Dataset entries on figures
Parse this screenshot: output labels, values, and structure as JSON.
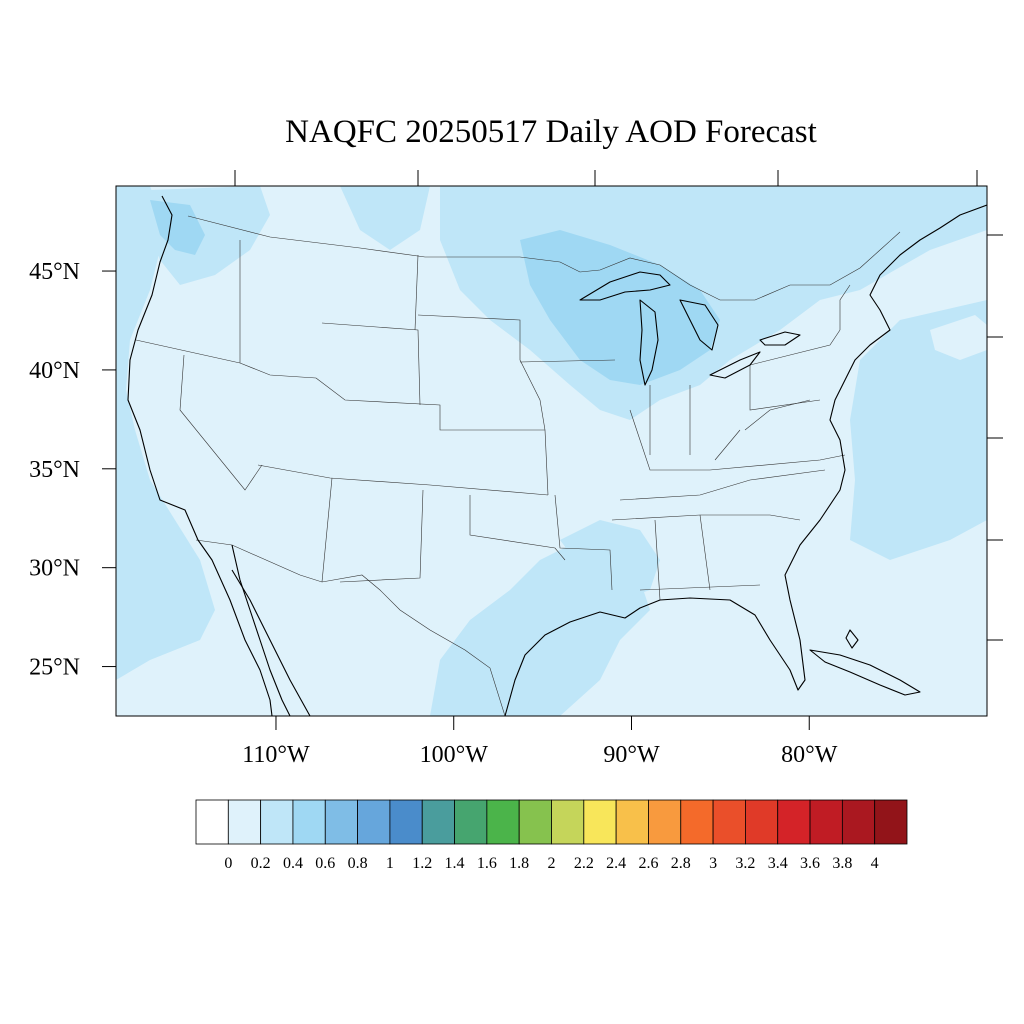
{
  "title": "NAQFC 20250517 Daily AOD Forecast",
  "map": {
    "lon_range": [
      -119,
      -70
    ],
    "lat_range": [
      22.5,
      49.3
    ],
    "lon_ticks": [
      {
        "value": -110,
        "label": "110°W"
      },
      {
        "value": -100,
        "label": "100°W"
      },
      {
        "value": -90,
        "label": "90°W"
      },
      {
        "value": -80,
        "label": "80°W"
      }
    ],
    "lat_ticks": [
      {
        "value": 45,
        "label": "45°N"
      },
      {
        "value": 40,
        "label": "40°N"
      },
      {
        "value": 35,
        "label": "35°N"
      },
      {
        "value": 30,
        "label": "30°N"
      },
      {
        "value": 25,
        "label": "25°N"
      }
    ],
    "base_color": "#dff2fb"
  },
  "colorbar": {
    "colors": [
      "#ffffff",
      "#dff2fb",
      "#bfe6f8",
      "#9fd8f3",
      "#7fbde6",
      "#66a6dc",
      "#4a8ccb",
      "#4a9d9d",
      "#46a56f",
      "#4bb44a",
      "#86c24e",
      "#c5d55a",
      "#f8e65a",
      "#f8c04a",
      "#f89a3e",
      "#f46a2a",
      "#ea4f2a",
      "#e03a28",
      "#d42328",
      "#c01c24",
      "#aa1820",
      "#921419"
    ],
    "labels": [
      "0",
      "0.2",
      "0.4",
      "0.6",
      "0.8",
      "1",
      "1.2",
      "1.4",
      "1.6",
      "1.8",
      "2",
      "2.2",
      "2.4",
      "2.6",
      "2.8",
      "3",
      "3.2",
      "3.4",
      "3.6",
      "3.8",
      "4"
    ]
  }
}
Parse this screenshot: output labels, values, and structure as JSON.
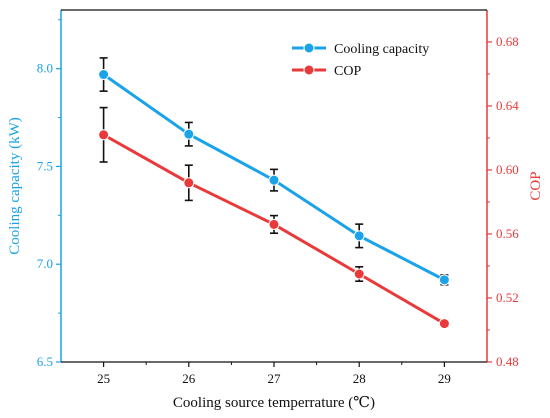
{
  "chart_data": {
    "type": "line",
    "x": [
      25,
      26,
      27,
      28,
      29
    ],
    "xlabel": "Cooling source temperrature (℃)",
    "xlim": [
      24.5,
      29.5
    ],
    "x_ticks": [
      "25",
      "26",
      "27",
      "28",
      "29"
    ],
    "ylabel_left": "Cooling capacity (kW)",
    "ylim_left": [
      6.5,
      8.3
    ],
    "y_ticks_left": [
      "6.5",
      "7.0",
      "7.5",
      "8.0"
    ],
    "ylabel_right": "COP",
    "ylim_right": [
      0.48,
      0.7
    ],
    "y_ticks_right": [
      "0.48",
      "0.52",
      "0.56",
      "0.60",
      "0.64",
      "0.68"
    ],
    "legend_position": "top-right",
    "grid": false,
    "series": [
      {
        "name": "Cooling capacity",
        "axis": "left",
        "color": "#1aa3e8",
        "values": [
          7.97,
          7.665,
          7.43,
          7.145,
          6.92
        ],
        "errors": [
          0.085,
          0.06,
          0.055,
          0.06,
          0.025
        ]
      },
      {
        "name": "COP",
        "axis": "right",
        "color": "#e83a3a",
        "values": [
          0.622,
          0.592,
          0.566,
          0.535,
          0.504
        ],
        "errors": [
          0.017,
          0.011,
          0.0055,
          0.0045,
          0.002
        ]
      }
    ]
  }
}
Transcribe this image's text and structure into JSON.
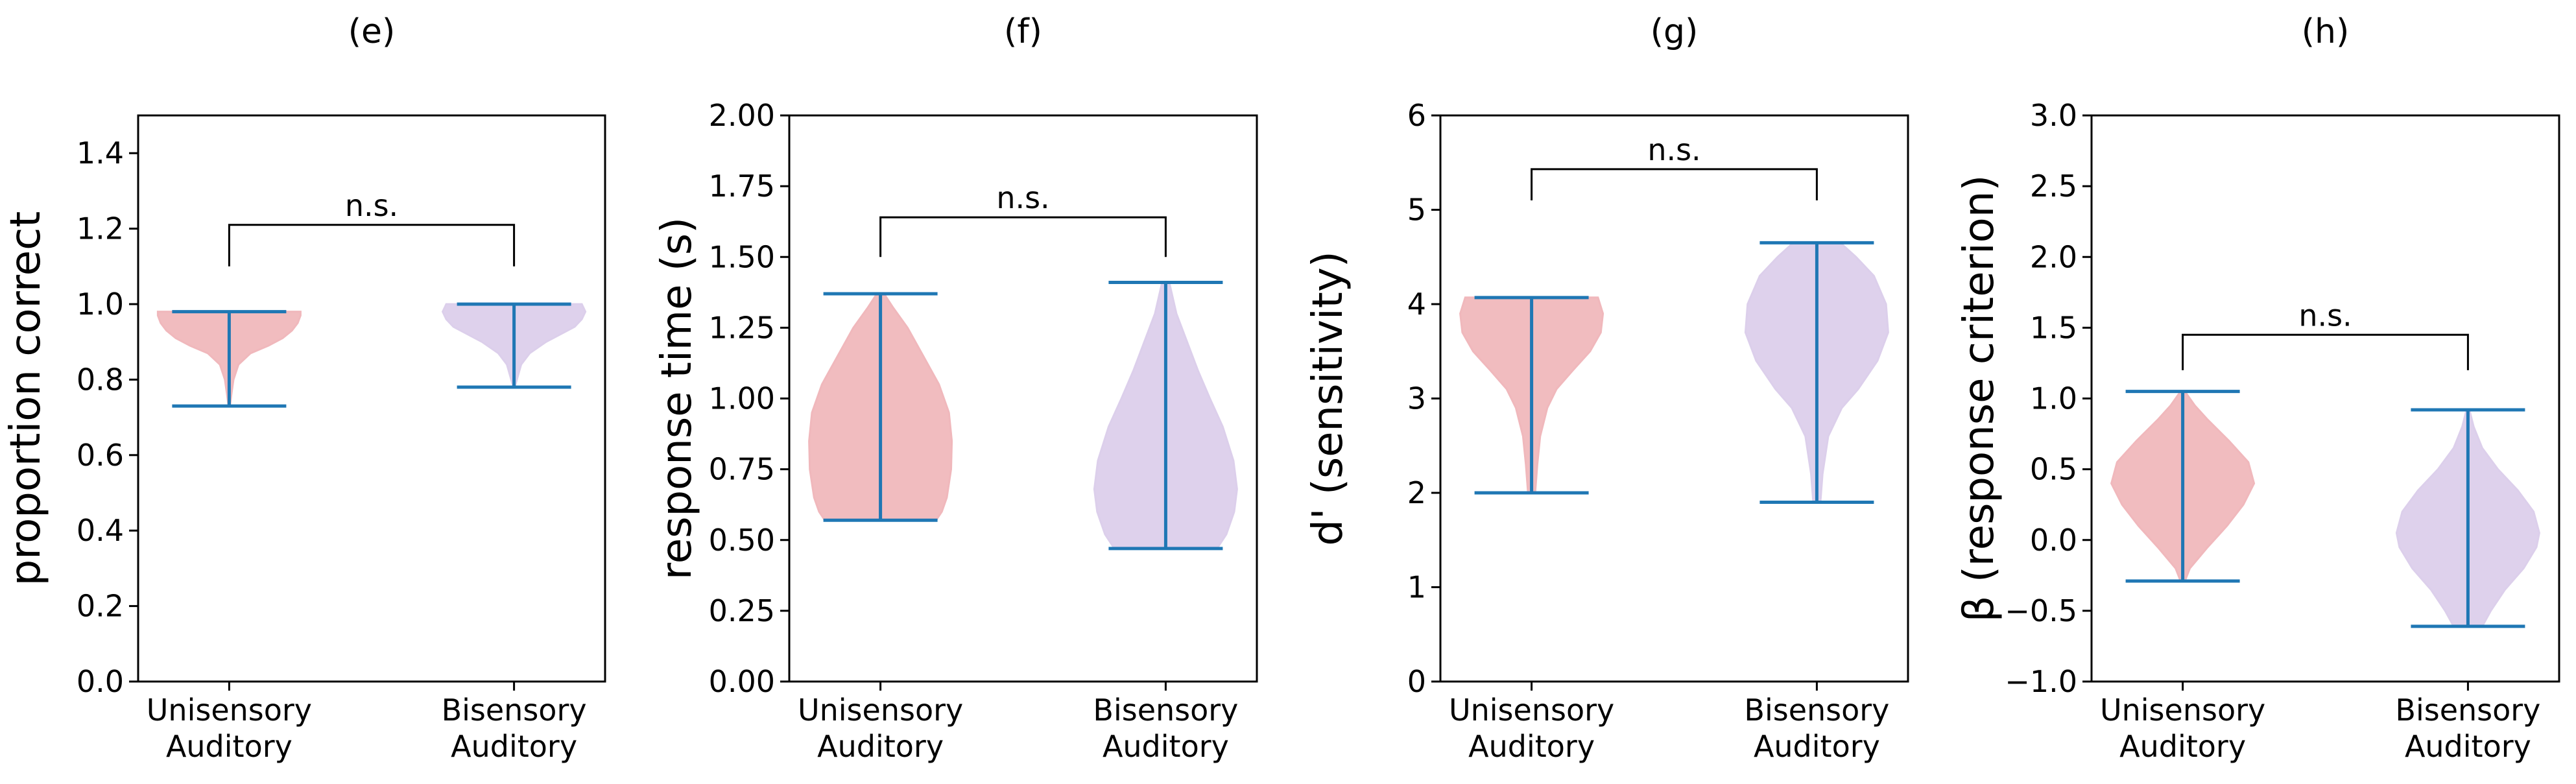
{
  "chart_data": [
    {
      "type": "violin",
      "title": "(e)",
      "ylabel": "proportion correct",
      "ylim": [
        0,
        1.5
      ],
      "yticks": [
        0.0,
        0.2,
        0.4,
        0.6,
        0.8,
        1.0,
        1.2,
        1.4
      ],
      "ytick_labels": [
        "0.0",
        "0.2",
        "0.4",
        "0.6",
        "0.8",
        "1.0",
        "1.2",
        "1.4"
      ],
      "categories": [
        "Unisensory Auditory",
        "Bisensory Auditory"
      ],
      "category_lines": [
        [
          "Unisensory",
          "Auditory"
        ],
        [
          "Bisensory",
          "Auditory"
        ]
      ],
      "series": [
        {
          "min": 0.73,
          "max": 0.98,
          "color": "#f0b8bc",
          "profile": [
            [
              0.73,
              0.01
            ],
            [
              0.76,
              0.03
            ],
            [
              0.8,
              0.06
            ],
            [
              0.84,
              0.13
            ],
            [
              0.87,
              0.3
            ],
            [
              0.89,
              0.55
            ],
            [
              0.91,
              0.75
            ],
            [
              0.93,
              0.88
            ],
            [
              0.95,
              0.96
            ],
            [
              0.97,
              1.0
            ],
            [
              0.98,
              1.0
            ]
          ]
        },
        {
          "min": 0.78,
          "max": 1.0,
          "color": "#dccfeb",
          "profile": [
            [
              0.78,
              0.01
            ],
            [
              0.8,
              0.04
            ],
            [
              0.84,
              0.1
            ],
            [
              0.87,
              0.22
            ],
            [
              0.9,
              0.45
            ],
            [
              0.92,
              0.65
            ],
            [
              0.94,
              0.85
            ],
            [
              0.96,
              0.95
            ],
            [
              0.98,
              1.0
            ],
            [
              1.0,
              0.95
            ]
          ]
        }
      ],
      "significance": {
        "label": "n.s.",
        "y": 1.21,
        "drop_to": [
          1.1,
          1.1
        ]
      }
    },
    {
      "type": "violin",
      "title": "(f)",
      "ylabel": "response time (s)",
      "ylim": [
        0,
        2.0
      ],
      "yticks": [
        0.0,
        0.25,
        0.5,
        0.75,
        1.0,
        1.25,
        1.5,
        1.75,
        2.0
      ],
      "ytick_labels": [
        "0.00",
        "0.25",
        "0.50",
        "0.75",
        "1.00",
        "1.25",
        "1.50",
        "1.75",
        "2.00"
      ],
      "categories": [
        "Unisensory Auditory",
        "Bisensory Auditory"
      ],
      "category_lines": [
        [
          "Unisensory",
          "Auditory"
        ],
        [
          "Bisensory",
          "Auditory"
        ]
      ],
      "series": [
        {
          "min": 0.57,
          "max": 1.37,
          "color": "#f0b8bc",
          "profile": [
            [
              0.57,
              0.78
            ],
            [
              0.6,
              0.86
            ],
            [
              0.65,
              0.93
            ],
            [
              0.75,
              0.99
            ],
            [
              0.85,
              1.0
            ],
            [
              0.95,
              0.96
            ],
            [
              1.05,
              0.82
            ],
            [
              1.15,
              0.6
            ],
            [
              1.25,
              0.38
            ],
            [
              1.32,
              0.18
            ],
            [
              1.37,
              0.05
            ]
          ]
        },
        {
          "min": 0.47,
          "max": 1.41,
          "color": "#dccfeb",
          "profile": [
            [
              0.47,
              0.72
            ],
            [
              0.52,
              0.85
            ],
            [
              0.6,
              0.96
            ],
            [
              0.68,
              1.0
            ],
            [
              0.78,
              0.95
            ],
            [
              0.9,
              0.8
            ],
            [
              1.0,
              0.62
            ],
            [
              1.1,
              0.45
            ],
            [
              1.2,
              0.3
            ],
            [
              1.3,
              0.15
            ],
            [
              1.41,
              0.05
            ]
          ]
        }
      ],
      "significance": {
        "label": "n.s.",
        "y": 1.64,
        "drop_to": [
          1.5,
          1.5
        ]
      }
    },
    {
      "type": "violin",
      "title": "(g)",
      "ylabel": "d' (sensitivity)",
      "ylim": [
        0,
        6
      ],
      "yticks": [
        0,
        1,
        2,
        3,
        4,
        5,
        6
      ],
      "ytick_labels": [
        "0",
        "1",
        "2",
        "3",
        "4",
        "5",
        "6"
      ],
      "categories": [
        "Unisensory Auditory",
        "Bisensory Auditory"
      ],
      "category_lines": [
        [
          "Unisensory",
          "Auditory"
        ],
        [
          "Bisensory",
          "Auditory"
        ]
      ],
      "series": [
        {
          "min": 2.0,
          "max": 4.07,
          "color": "#f0b8bc",
          "profile": [
            [
              2.0,
              0.05
            ],
            [
              2.3,
              0.08
            ],
            [
              2.6,
              0.12
            ],
            [
              2.9,
              0.22
            ],
            [
              3.1,
              0.35
            ],
            [
              3.3,
              0.58
            ],
            [
              3.5,
              0.82
            ],
            [
              3.7,
              0.97
            ],
            [
              3.9,
              1.0
            ],
            [
              4.07,
              0.93
            ]
          ]
        },
        {
          "min": 1.9,
          "max": 4.65,
          "color": "#dccfeb",
          "profile": [
            [
              1.9,
              0.05
            ],
            [
              2.2,
              0.08
            ],
            [
              2.6,
              0.16
            ],
            [
              2.9,
              0.35
            ],
            [
              3.1,
              0.58
            ],
            [
              3.4,
              0.85
            ],
            [
              3.7,
              1.0
            ],
            [
              4.0,
              0.97
            ],
            [
              4.3,
              0.8
            ],
            [
              4.5,
              0.55
            ],
            [
              4.65,
              0.33
            ]
          ]
        }
      ],
      "significance": {
        "label": "n.s.",
        "y": 5.43,
        "drop_to": [
          5.1,
          5.1
        ]
      }
    },
    {
      "type": "violin",
      "title": "(h)",
      "ylabel": "β (response criterion)",
      "ylim": [
        -1.0,
        3.0
      ],
      "yticks": [
        -1.0,
        -0.5,
        0.0,
        0.5,
        1.0,
        1.5,
        2.0,
        2.5,
        3.0
      ],
      "ytick_labels": [
        "−1.0",
        "−0.5",
        "0.0",
        "0.5",
        "1.0",
        "1.5",
        "2.0",
        "2.5",
        "3.0"
      ],
      "categories": [
        "Unisensory Auditory",
        "Bisensory Auditory"
      ],
      "category_lines": [
        [
          "Unisensory",
          "Auditory"
        ],
        [
          "Bisensory",
          "Auditory"
        ]
      ],
      "series": [
        {
          "min": -0.29,
          "max": 1.05,
          "color": "#f0b8bc",
          "profile": [
            [
              -0.29,
              0.03
            ],
            [
              -0.2,
              0.1
            ],
            [
              -0.05,
              0.35
            ],
            [
              0.1,
              0.62
            ],
            [
              0.25,
              0.85
            ],
            [
              0.4,
              1.0
            ],
            [
              0.55,
              0.92
            ],
            [
              0.7,
              0.65
            ],
            [
              0.85,
              0.35
            ],
            [
              0.95,
              0.17
            ],
            [
              1.05,
              0.03
            ]
          ]
        },
        {
          "min": -0.61,
          "max": 0.92,
          "color": "#dccfeb",
          "profile": [
            [
              -0.61,
              0.2
            ],
            [
              -0.5,
              0.32
            ],
            [
              -0.35,
              0.52
            ],
            [
              -0.2,
              0.78
            ],
            [
              -0.05,
              0.96
            ],
            [
              0.05,
              1.0
            ],
            [
              0.2,
              0.92
            ],
            [
              0.35,
              0.7
            ],
            [
              0.5,
              0.42
            ],
            [
              0.65,
              0.2
            ],
            [
              0.8,
              0.08
            ],
            [
              0.92,
              0.02
            ]
          ]
        }
      ],
      "significance": {
        "label": "n.s.",
        "y": 1.45,
        "drop_to": [
          1.2,
          1.2
        ]
      }
    }
  ]
}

What is expected:
Identify each line of the material where the word "capacity" shows up, and copy it.

Output:
    "ylabel_left": "Cooling capacity (kW)",
        "name": "Cooling capacity",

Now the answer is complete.